▶ **WRITTEN REQUEST**
Your task is to give the listing below back word for word, pictures excluded.

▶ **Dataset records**
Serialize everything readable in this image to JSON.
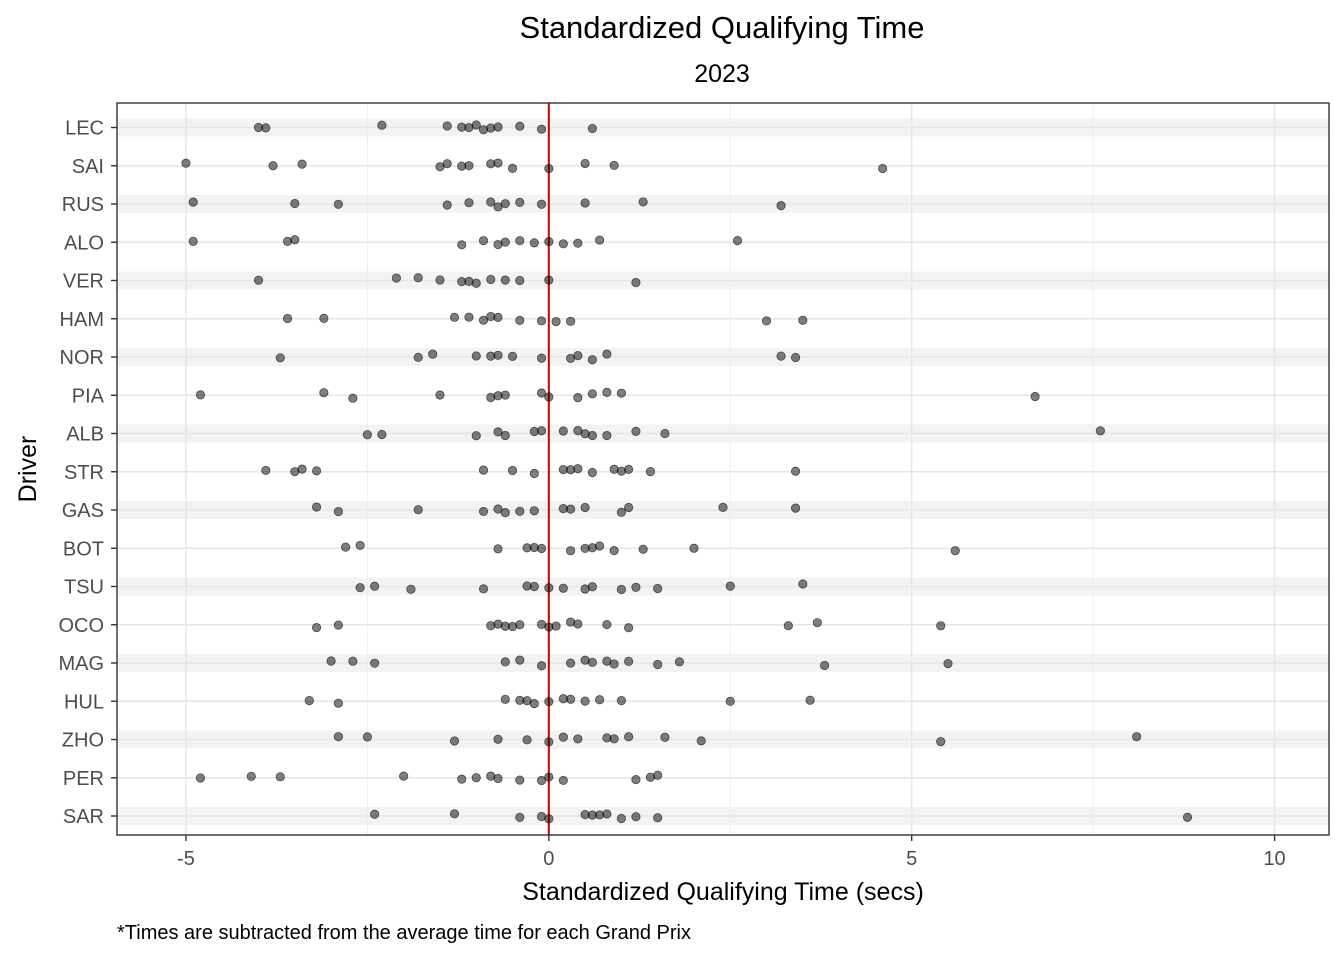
{
  "chart_data": {
    "type": "scatter",
    "title": "Standardized Qualifying Time",
    "subtitle": "2023",
    "xlabel": "Standardized Qualifying Time (secs)",
    "ylabel": "Driver",
    "caption": "*Times are subtracted from the average time for each Grand Prix",
    "xlim": [
      -5.95,
      10.75
    ],
    "x_ticks": [
      -5,
      0,
      5,
      10
    ],
    "x_tick_labels": [
      "-5",
      "0",
      "5",
      "10"
    ],
    "reference_line": {
      "x": 0,
      "color": "#cc0000"
    },
    "point_color": "#000000",
    "point_opacity": 0.5,
    "grid": true,
    "alternating_bands": true,
    "categories": [
      "LEC",
      "SAI",
      "RUS",
      "ALO",
      "VER",
      "HAM",
      "NOR",
      "PIA",
      "ALB",
      "STR",
      "GAS",
      "BOT",
      "TSU",
      "OCO",
      "MAG",
      "HUL",
      "ZHO",
      "PER",
      "SAR"
    ],
    "series": [
      {
        "driver": "LEC",
        "values": [
          -4.0,
          -3.9,
          -2.3,
          -1.4,
          -1.2,
          -1.1,
          -1.0,
          -0.9,
          -0.8,
          -0.7,
          -0.4,
          -0.1,
          0.6
        ]
      },
      {
        "driver": "SAI",
        "values": [
          -5.0,
          -3.8,
          -3.4,
          -1.5,
          -1.4,
          -1.2,
          -1.1,
          -0.8,
          -0.7,
          -0.5,
          0.0,
          0.5,
          0.9,
          4.6
        ]
      },
      {
        "driver": "RUS",
        "values": [
          -4.9,
          -3.5,
          -2.9,
          -1.4,
          -1.1,
          -0.8,
          -0.7,
          -0.6,
          -0.4,
          -0.1,
          0.5,
          1.3,
          3.2
        ]
      },
      {
        "driver": "ALO",
        "values": [
          -4.9,
          -3.6,
          -3.5,
          -1.2,
          -0.9,
          -0.7,
          -0.6,
          -0.4,
          -0.2,
          0.0,
          0.2,
          0.4,
          0.7,
          2.6
        ]
      },
      {
        "driver": "VER",
        "values": [
          -4.0,
          -2.1,
          -1.8,
          -1.5,
          -1.2,
          -1.1,
          -1.0,
          -0.8,
          -0.6,
          -0.4,
          0.0,
          1.2
        ]
      },
      {
        "driver": "HAM",
        "values": [
          -3.6,
          -3.1,
          -1.3,
          -1.1,
          -0.9,
          -0.8,
          -0.7,
          -0.4,
          -0.1,
          0.1,
          0.3,
          3.0,
          3.5
        ]
      },
      {
        "driver": "NOR",
        "values": [
          -3.7,
          -1.8,
          -1.6,
          -1.0,
          -0.8,
          -0.7,
          -0.5,
          -0.1,
          0.3,
          0.4,
          0.6,
          0.8,
          3.2,
          3.4
        ]
      },
      {
        "driver": "PIA",
        "values": [
          -4.8,
          -3.1,
          -2.7,
          -1.5,
          -0.8,
          -0.7,
          -0.6,
          -0.1,
          0.0,
          0.4,
          0.6,
          0.8,
          1.0,
          6.7
        ]
      },
      {
        "driver": "ALB",
        "values": [
          -2.5,
          -2.3,
          -1.0,
          -0.7,
          -0.6,
          -0.2,
          -0.1,
          0.2,
          0.4,
          0.5,
          0.6,
          0.8,
          1.2,
          1.6,
          7.6
        ]
      },
      {
        "driver": "STR",
        "values": [
          -3.9,
          -3.5,
          -3.4,
          -3.2,
          -0.9,
          -0.5,
          -0.2,
          0.2,
          0.3,
          0.4,
          0.6,
          0.9,
          1.0,
          1.1,
          1.4,
          3.4
        ]
      },
      {
        "driver": "GAS",
        "values": [
          -3.2,
          -2.9,
          -1.8,
          -0.9,
          -0.7,
          -0.6,
          -0.4,
          -0.2,
          0.2,
          0.3,
          0.5,
          1.0,
          1.1,
          2.4,
          3.4
        ]
      },
      {
        "driver": "BOT",
        "values": [
          -2.8,
          -2.6,
          -0.7,
          -0.3,
          -0.2,
          -0.1,
          0.3,
          0.5,
          0.6,
          0.7,
          0.9,
          1.3,
          2.0,
          5.6
        ]
      },
      {
        "driver": "TSU",
        "values": [
          -2.6,
          -2.4,
          -1.9,
          -0.9,
          -0.3,
          -0.2,
          0.0,
          0.2,
          0.5,
          0.6,
          1.0,
          1.2,
          1.5,
          2.5,
          3.5
        ]
      },
      {
        "driver": "OCO",
        "values": [
          -3.2,
          -2.9,
          -0.8,
          -0.7,
          -0.6,
          -0.5,
          -0.4,
          -0.1,
          0.0,
          0.1,
          0.3,
          0.4,
          0.8,
          1.1,
          3.3,
          3.7,
          5.4
        ]
      },
      {
        "driver": "MAG",
        "values": [
          -3.0,
          -2.7,
          -2.4,
          -0.6,
          -0.4,
          -0.1,
          0.3,
          0.5,
          0.6,
          0.8,
          0.9,
          1.1,
          1.5,
          1.8,
          3.8,
          5.5
        ]
      },
      {
        "driver": "HUL",
        "values": [
          -3.3,
          -2.9,
          -0.6,
          -0.4,
          -0.3,
          -0.2,
          0.0,
          0.2,
          0.3,
          0.5,
          0.7,
          1.0,
          2.5,
          3.6
        ]
      },
      {
        "driver": "ZHO",
        "values": [
          -2.9,
          -2.5,
          -1.3,
          -0.7,
          -0.3,
          0.0,
          0.2,
          0.4,
          0.8,
          0.9,
          1.1,
          1.6,
          2.1,
          5.4,
          8.1
        ]
      },
      {
        "driver": "PER",
        "values": [
          -4.8,
          -4.1,
          -3.7,
          -2.0,
          -1.2,
          -1.0,
          -0.8,
          -0.7,
          -0.4,
          -0.1,
          0.0,
          0.2,
          1.2,
          1.4,
          1.5
        ]
      },
      {
        "driver": "SAR",
        "values": [
          -2.4,
          -1.3,
          -0.4,
          -0.1,
          0.0,
          0.5,
          0.6,
          0.7,
          0.8,
          1.0,
          1.2,
          1.5,
          8.8
        ]
      }
    ]
  }
}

▶ **WRITTEN RESPONSE**
Serialize everything readable in this image to JSON.
{
  "chart_data": {
    "type": "scatter",
    "title": "Standardized Qualifying Time",
    "subtitle": "2023",
    "xlabel": "Standardized Qualifying Time (secs)",
    "ylabel": "Driver",
    "caption": "*Times are subtracted from the average time for each Grand Prix",
    "xlim": [
      -5.95,
      10.75
    ],
    "x_ticks": [
      -5,
      0,
      5,
      10
    ],
    "x_tick_labels": [
      "-5",
      "0",
      "5",
      "10"
    ],
    "reference_line": {
      "x": 0,
      "color": "#cc0000"
    },
    "point_color": "#000000",
    "point_opacity": 0.5,
    "grid": true,
    "alternating_bands": true,
    "categories": [
      "LEC",
      "SAI",
      "RUS",
      "ALO",
      "VER",
      "HAM",
      "NOR",
      "PIA",
      "ALB",
      "STR",
      "GAS",
      "BOT",
      "TSU",
      "OCO",
      "MAG",
      "HUL",
      "ZHO",
      "PER",
      "SAR"
    ],
    "series": [
      {
        "driver": "LEC",
        "values": [
          -4.0,
          -3.9,
          -2.3,
          -1.4,
          -1.2,
          -1.1,
          -1.0,
          -0.9,
          -0.8,
          -0.7,
          -0.4,
          -0.1,
          0.6
        ]
      },
      {
        "driver": "SAI",
        "values": [
          -5.0,
          -3.8,
          -3.4,
          -1.5,
          -1.4,
          -1.2,
          -1.1,
          -0.8,
          -0.7,
          -0.5,
          0.0,
          0.5,
          0.9,
          4.6
        ]
      },
      {
        "driver": "RUS",
        "values": [
          -4.9,
          -3.5,
          -2.9,
          -1.4,
          -1.1,
          -0.8,
          -0.7,
          -0.6,
          -0.4,
          -0.1,
          0.5,
          1.3,
          3.2
        ]
      },
      {
        "driver": "ALO",
        "values": [
          -4.9,
          -3.6,
          -3.5,
          -1.2,
          -0.9,
          -0.7,
          -0.6,
          -0.4,
          -0.2,
          0.0,
          0.2,
          0.4,
          0.7,
          2.6
        ]
      },
      {
        "driver": "VER",
        "values": [
          -4.0,
          -2.1,
          -1.8,
          -1.5,
          -1.2,
          -1.1,
          -1.0,
          -0.8,
          -0.6,
          -0.4,
          0.0,
          1.2
        ]
      },
      {
        "driver": "HAM",
        "values": [
          -3.6,
          -3.1,
          -1.3,
          -1.1,
          -0.9,
          -0.8,
          -0.7,
          -0.4,
          -0.1,
          0.1,
          0.3,
          3.0,
          3.5
        ]
      },
      {
        "driver": "NOR",
        "values": [
          -3.7,
          -1.8,
          -1.6,
          -1.0,
          -0.8,
          -0.7,
          -0.5,
          -0.1,
          0.3,
          0.4,
          0.6,
          0.8,
          3.2,
          3.4
        ]
      },
      {
        "driver": "PIA",
        "values": [
          -4.8,
          -3.1,
          -2.7,
          -1.5,
          -0.8,
          -0.7,
          -0.6,
          -0.1,
          0.0,
          0.4,
          0.6,
          0.8,
          1.0,
          6.7
        ]
      },
      {
        "driver": "ALB",
        "values": [
          -2.5,
          -2.3,
          -1.0,
          -0.7,
          -0.6,
          -0.2,
          -0.1,
          0.2,
          0.4,
          0.5,
          0.6,
          0.8,
          1.2,
          1.6,
          7.6
        ]
      },
      {
        "driver": "STR",
        "values": [
          -3.9,
          -3.5,
          -3.4,
          -3.2,
          -0.9,
          -0.5,
          -0.2,
          0.2,
          0.3,
          0.4,
          0.6,
          0.9,
          1.0,
          1.1,
          1.4,
          3.4
        ]
      },
      {
        "driver": "GAS",
        "values": [
          -3.2,
          -2.9,
          -1.8,
          -0.9,
          -0.7,
          -0.6,
          -0.4,
          -0.2,
          0.2,
          0.3,
          0.5,
          1.0,
          1.1,
          2.4,
          3.4
        ]
      },
      {
        "driver": "BOT",
        "values": [
          -2.8,
          -2.6,
          -0.7,
          -0.3,
          -0.2,
          -0.1,
          0.3,
          0.5,
          0.6,
          0.7,
          0.9,
          1.3,
          2.0,
          5.6
        ]
      },
      {
        "driver": "TSU",
        "values": [
          -2.6,
          -2.4,
          -1.9,
          -0.9,
          -0.3,
          -0.2,
          0.0,
          0.2,
          0.5,
          0.6,
          1.0,
          1.2,
          1.5,
          2.5,
          3.5
        ]
      },
      {
        "driver": "OCO",
        "values": [
          -3.2,
          -2.9,
          -0.8,
          -0.7,
          -0.6,
          -0.5,
          -0.4,
          -0.1,
          0.0,
          0.1,
          0.3,
          0.4,
          0.8,
          1.1,
          3.3,
          3.7,
          5.4
        ]
      },
      {
        "driver": "MAG",
        "values": [
          -3.0,
          -2.7,
          -2.4,
          -0.6,
          -0.4,
          -0.1,
          0.3,
          0.5,
          0.6,
          0.8,
          0.9,
          1.1,
          1.5,
          1.8,
          3.8,
          5.5
        ]
      },
      {
        "driver": "HUL",
        "values": [
          -3.3,
          -2.9,
          -0.6,
          -0.4,
          -0.3,
          -0.2,
          0.0,
          0.2,
          0.3,
          0.5,
          0.7,
          1.0,
          2.5,
          3.6
        ]
      },
      {
        "driver": "ZHO",
        "values": [
          -2.9,
          -2.5,
          -1.3,
          -0.7,
          -0.3,
          0.0,
          0.2,
          0.4,
          0.8,
          0.9,
          1.1,
          1.6,
          2.1,
          5.4,
          8.1
        ]
      },
      {
        "driver": "PER",
        "values": [
          -4.8,
          -4.1,
          -3.7,
          -2.0,
          -1.2,
          -1.0,
          -0.8,
          -0.7,
          -0.4,
          -0.1,
          0.0,
          0.2,
          1.2,
          1.4,
          1.5
        ]
      },
      {
        "driver": "SAR",
        "values": [
          -2.4,
          -1.3,
          -0.4,
          -0.1,
          0.0,
          0.5,
          0.6,
          0.7,
          0.8,
          1.0,
          1.2,
          1.5,
          8.8
        ]
      }
    ]
  }
}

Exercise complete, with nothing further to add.